WHAT THE TASK REQUIRES => Look through the lines of the material and count those containing "RedshiftProd". Give that count alone.

SUPPLIED MATERIAL =>
* * *

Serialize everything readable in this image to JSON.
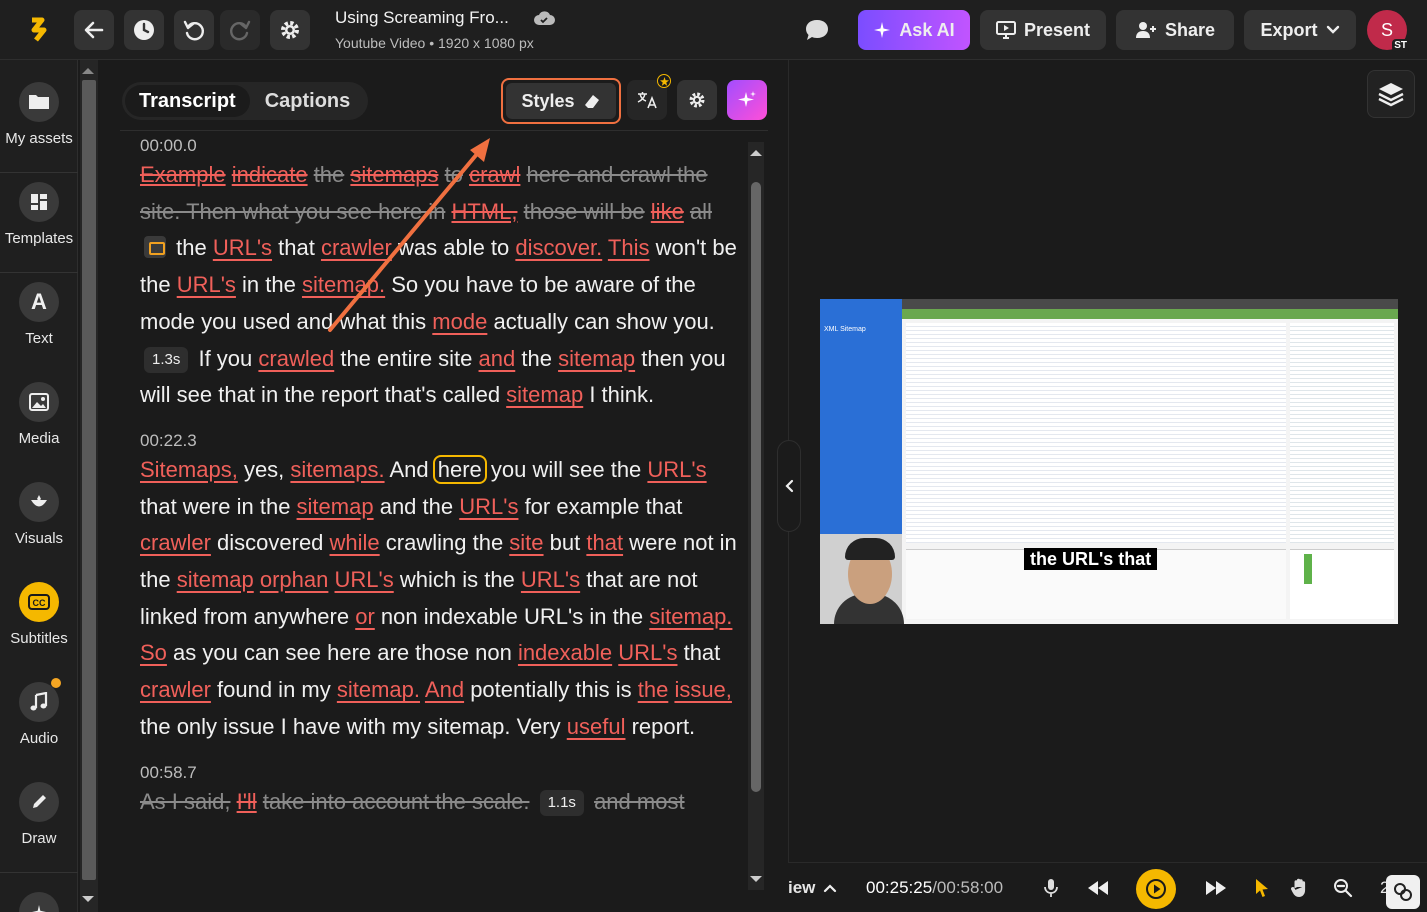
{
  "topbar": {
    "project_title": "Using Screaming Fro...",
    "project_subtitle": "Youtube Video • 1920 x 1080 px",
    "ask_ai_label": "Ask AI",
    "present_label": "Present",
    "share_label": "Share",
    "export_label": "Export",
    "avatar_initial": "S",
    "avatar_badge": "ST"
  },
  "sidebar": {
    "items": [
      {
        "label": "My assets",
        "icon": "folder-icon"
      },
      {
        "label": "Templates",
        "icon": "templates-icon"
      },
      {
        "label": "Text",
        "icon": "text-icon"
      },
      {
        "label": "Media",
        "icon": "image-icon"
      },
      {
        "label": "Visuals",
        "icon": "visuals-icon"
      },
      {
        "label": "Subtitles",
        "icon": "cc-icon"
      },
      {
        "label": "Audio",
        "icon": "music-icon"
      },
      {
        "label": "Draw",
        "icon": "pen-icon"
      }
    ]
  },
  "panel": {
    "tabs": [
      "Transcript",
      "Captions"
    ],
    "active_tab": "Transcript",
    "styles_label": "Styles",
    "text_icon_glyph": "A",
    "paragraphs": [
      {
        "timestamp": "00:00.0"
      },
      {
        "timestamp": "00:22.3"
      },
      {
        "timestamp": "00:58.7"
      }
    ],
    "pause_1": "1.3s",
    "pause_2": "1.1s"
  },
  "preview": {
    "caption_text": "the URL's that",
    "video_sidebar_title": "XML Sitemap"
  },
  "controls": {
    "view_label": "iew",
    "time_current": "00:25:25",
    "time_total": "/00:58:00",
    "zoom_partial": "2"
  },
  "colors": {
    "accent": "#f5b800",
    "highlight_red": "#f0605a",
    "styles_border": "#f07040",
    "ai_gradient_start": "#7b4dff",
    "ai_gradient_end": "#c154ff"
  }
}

* * *

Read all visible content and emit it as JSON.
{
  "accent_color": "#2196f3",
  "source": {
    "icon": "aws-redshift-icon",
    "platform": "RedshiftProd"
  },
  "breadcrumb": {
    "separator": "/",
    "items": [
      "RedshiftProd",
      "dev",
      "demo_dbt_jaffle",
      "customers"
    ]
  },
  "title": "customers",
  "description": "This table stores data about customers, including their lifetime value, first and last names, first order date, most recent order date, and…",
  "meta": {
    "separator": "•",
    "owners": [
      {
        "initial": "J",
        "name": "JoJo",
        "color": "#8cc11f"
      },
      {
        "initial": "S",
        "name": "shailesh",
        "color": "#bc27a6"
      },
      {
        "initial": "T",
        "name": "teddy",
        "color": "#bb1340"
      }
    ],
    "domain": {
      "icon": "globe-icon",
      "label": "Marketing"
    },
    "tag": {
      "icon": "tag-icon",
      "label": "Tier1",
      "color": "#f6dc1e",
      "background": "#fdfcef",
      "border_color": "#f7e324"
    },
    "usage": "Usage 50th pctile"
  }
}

* * *

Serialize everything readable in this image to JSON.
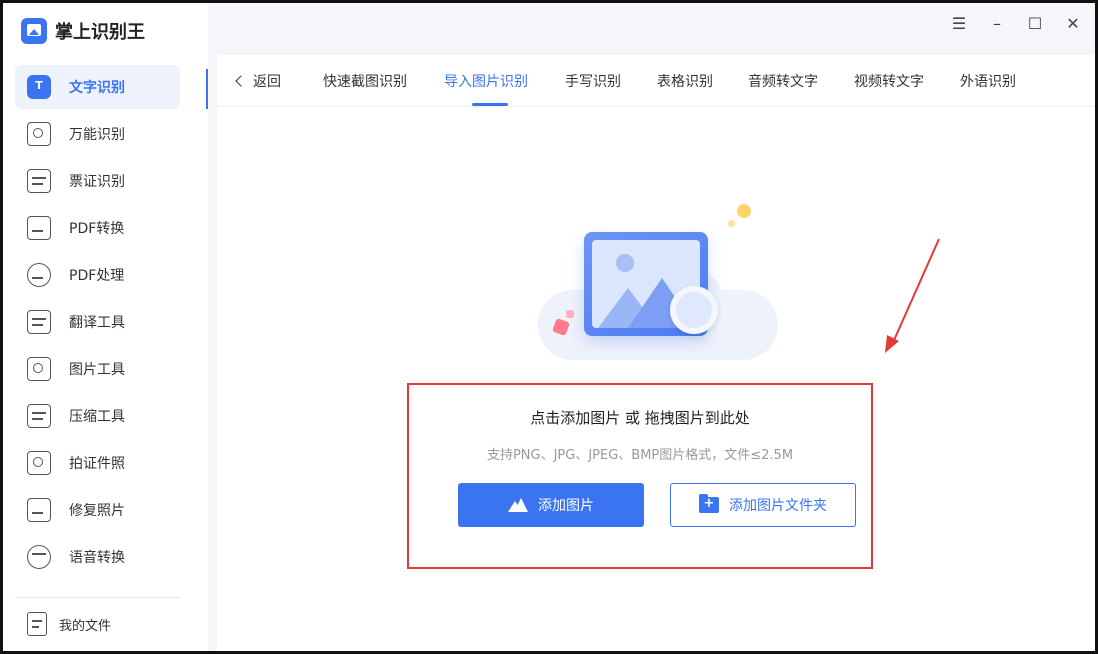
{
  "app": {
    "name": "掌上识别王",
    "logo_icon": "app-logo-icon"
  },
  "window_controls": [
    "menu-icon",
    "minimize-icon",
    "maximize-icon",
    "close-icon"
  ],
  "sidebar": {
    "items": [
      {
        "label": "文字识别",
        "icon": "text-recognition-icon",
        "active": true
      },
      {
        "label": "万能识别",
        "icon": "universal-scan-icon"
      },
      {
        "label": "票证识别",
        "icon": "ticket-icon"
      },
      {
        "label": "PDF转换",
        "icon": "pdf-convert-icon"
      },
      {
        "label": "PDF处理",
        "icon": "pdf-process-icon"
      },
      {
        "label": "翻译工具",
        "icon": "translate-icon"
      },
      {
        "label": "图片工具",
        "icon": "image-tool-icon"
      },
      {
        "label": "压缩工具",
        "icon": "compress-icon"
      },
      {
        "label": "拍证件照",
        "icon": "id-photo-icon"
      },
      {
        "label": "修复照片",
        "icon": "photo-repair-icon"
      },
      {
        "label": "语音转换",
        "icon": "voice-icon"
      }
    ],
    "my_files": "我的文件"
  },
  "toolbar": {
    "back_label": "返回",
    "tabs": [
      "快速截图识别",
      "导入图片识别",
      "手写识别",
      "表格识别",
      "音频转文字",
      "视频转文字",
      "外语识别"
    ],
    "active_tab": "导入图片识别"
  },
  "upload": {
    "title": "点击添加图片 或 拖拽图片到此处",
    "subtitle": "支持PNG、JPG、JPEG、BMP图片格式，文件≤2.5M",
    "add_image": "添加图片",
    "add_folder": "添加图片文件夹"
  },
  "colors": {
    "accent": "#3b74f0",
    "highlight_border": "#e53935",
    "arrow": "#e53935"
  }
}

* * *

REPLY TO THE TASK => 2